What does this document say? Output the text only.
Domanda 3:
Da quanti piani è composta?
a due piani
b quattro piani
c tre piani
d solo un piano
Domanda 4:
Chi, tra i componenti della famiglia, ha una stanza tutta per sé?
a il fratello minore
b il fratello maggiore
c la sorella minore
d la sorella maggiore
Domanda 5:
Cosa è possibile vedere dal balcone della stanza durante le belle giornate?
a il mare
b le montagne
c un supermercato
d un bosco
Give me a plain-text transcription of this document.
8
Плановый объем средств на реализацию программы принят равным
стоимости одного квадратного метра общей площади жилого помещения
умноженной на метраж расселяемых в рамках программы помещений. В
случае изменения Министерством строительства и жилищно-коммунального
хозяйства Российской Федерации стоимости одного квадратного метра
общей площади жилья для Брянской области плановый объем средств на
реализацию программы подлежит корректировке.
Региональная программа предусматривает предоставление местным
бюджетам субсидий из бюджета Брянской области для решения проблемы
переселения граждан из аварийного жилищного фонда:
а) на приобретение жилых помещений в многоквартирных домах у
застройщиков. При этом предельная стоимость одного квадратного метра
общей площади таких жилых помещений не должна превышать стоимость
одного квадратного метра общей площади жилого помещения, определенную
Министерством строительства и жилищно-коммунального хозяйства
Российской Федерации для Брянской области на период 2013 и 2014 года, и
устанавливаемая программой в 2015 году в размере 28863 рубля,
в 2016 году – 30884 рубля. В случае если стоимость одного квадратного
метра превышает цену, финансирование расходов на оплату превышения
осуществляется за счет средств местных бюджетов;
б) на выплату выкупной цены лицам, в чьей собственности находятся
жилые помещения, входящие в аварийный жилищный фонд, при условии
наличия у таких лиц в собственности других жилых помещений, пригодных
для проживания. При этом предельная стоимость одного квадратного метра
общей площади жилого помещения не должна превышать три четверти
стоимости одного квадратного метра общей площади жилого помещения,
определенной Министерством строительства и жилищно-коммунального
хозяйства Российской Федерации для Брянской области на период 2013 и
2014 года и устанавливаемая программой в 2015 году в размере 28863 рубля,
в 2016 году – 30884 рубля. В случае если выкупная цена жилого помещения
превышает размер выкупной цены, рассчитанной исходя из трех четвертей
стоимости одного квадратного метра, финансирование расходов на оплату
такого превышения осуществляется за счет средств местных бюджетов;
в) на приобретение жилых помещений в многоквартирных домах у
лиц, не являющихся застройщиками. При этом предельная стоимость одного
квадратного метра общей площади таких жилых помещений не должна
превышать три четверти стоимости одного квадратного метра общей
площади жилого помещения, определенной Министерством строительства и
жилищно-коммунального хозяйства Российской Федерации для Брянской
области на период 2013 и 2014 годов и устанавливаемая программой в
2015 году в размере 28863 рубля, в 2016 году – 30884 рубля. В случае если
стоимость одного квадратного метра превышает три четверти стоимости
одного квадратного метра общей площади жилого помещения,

---+---

Collect every line from the records above that contains the word "программы".

Плановый объем средств на реализацию программы принят равным
умноженной на метраж расселяемых в рамках программы помещений. В
реализацию программы подлежит корректировке.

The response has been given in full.